> _WORK TO DO_
Answer these questions from the FIG. 13 passage:
(a) Which tools does the FIG. 13 passage give as the means of extracting the LDP metadata at 1302?
(b) What is obtained at 1308?
(c) Which pre-trained model is read to get a similarity score between columns of the two tables?

> _TEXT EXTRACT_
[start]

FIG. 13 shows a flowchart 1300 for a method of automatically generating the code for building a data product including one or more tables with data obtained from one or more of the plurality of data sources 160 in accordance with some examples. The method 1300 involves converting the information from the LDP 142 to a PDP by generating SQL statements to extract table data from one or more of the plurality of data sources 160. The method begins at 1302 wherein the LDP metadata is extracted using NLP techniques via tools such as Colibri® Application Programming Interfaces (API). At 1304, the table names, join keys, etc are also extracted. Furthermore, any transformations of table names/column names required between different data sources can also be executed at 1304. At 1306 various checks are run to verify information such as table names and joins etc. from the LDP 142 with the corpus 162. If the tables with specified names cannot be found, then NLP including text mapping approaches can be used for all the table names from the metadata 164 to identify valid table names. At 1308 the final table list is obtained. At 1310, it is determined if a join key is provided between any two tables. If at 1310, it is determined that no join key is provided, then NLP techniques can be used to find a join key between the two tables at 1312. The primary key or columns without any null values are identified from the first table. All the columns of the second table are accessed using the table metadata. A pre-trained ROBERTa model is read and a similarity score based on the column name and column description is obtained between the column from the first table and the columns of the second table. A weighted similarity score is also calculated and compared with a predetermined similarity threshold. The joins are identified on those columns which meet the similarity threshold.

[end]

[A run of entries]

[start]

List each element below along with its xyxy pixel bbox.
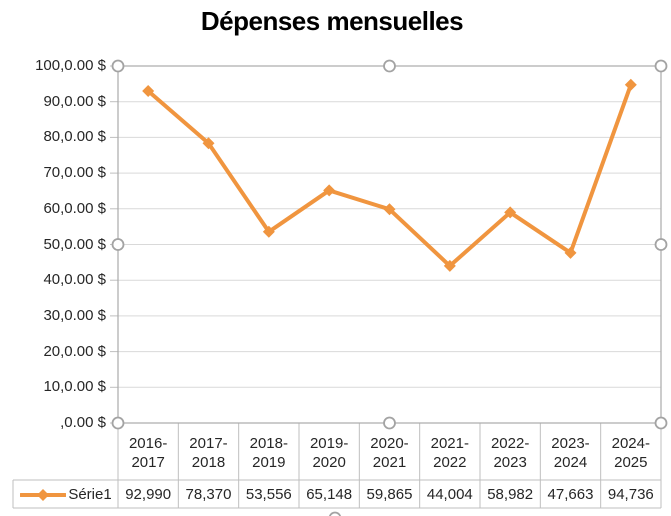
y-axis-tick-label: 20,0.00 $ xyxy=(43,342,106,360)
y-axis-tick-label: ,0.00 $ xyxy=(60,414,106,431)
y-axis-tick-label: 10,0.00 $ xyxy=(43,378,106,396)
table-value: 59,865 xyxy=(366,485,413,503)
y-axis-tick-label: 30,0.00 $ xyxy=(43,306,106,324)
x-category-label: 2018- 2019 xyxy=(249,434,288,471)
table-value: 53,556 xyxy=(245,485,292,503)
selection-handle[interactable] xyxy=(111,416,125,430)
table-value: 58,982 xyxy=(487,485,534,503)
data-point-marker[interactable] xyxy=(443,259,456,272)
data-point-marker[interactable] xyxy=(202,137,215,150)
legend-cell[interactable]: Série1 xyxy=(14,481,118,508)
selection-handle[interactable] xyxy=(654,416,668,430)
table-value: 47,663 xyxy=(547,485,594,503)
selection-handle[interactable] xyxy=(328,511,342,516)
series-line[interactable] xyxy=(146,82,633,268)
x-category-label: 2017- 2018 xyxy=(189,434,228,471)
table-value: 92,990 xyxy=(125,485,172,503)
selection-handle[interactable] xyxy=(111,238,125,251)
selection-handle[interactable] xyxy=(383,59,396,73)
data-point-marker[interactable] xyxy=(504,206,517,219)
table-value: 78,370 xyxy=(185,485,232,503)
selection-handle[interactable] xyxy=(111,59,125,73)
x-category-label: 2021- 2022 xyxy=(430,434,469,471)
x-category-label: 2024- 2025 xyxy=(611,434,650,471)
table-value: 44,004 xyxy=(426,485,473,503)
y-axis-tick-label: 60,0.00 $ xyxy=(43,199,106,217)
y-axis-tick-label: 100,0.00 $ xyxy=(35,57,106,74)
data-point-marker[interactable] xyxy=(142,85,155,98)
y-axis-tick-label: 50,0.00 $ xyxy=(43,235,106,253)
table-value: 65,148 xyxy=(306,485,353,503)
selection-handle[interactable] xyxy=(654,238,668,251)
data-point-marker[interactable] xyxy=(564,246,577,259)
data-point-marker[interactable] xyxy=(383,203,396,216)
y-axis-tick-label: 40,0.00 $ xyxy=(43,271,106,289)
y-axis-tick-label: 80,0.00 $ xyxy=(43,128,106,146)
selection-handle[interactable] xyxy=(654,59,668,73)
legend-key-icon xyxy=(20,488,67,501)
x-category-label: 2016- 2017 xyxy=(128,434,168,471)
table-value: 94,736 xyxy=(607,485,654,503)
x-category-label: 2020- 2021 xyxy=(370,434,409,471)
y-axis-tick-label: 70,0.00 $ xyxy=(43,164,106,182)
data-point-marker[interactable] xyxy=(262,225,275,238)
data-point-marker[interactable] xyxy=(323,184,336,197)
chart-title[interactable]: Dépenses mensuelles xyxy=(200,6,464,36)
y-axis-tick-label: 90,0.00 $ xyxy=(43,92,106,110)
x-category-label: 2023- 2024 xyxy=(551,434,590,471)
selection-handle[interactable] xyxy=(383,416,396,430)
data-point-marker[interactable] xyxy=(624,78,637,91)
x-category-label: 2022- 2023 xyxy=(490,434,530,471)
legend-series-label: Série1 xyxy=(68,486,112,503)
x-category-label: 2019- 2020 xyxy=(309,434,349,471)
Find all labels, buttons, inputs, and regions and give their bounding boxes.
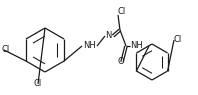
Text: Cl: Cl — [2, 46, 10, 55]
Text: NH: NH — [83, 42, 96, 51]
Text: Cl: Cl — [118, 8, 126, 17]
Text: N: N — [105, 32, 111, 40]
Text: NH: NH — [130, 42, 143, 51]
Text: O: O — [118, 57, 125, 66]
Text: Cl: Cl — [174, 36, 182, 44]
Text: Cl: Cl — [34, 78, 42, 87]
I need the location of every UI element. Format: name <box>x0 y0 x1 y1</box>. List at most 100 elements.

[end]

> _THE ANSWER_
(a) Colibri® Application Programming Interfaces (API)
(b) The final table list
(c) A pre-trained ROBERTa model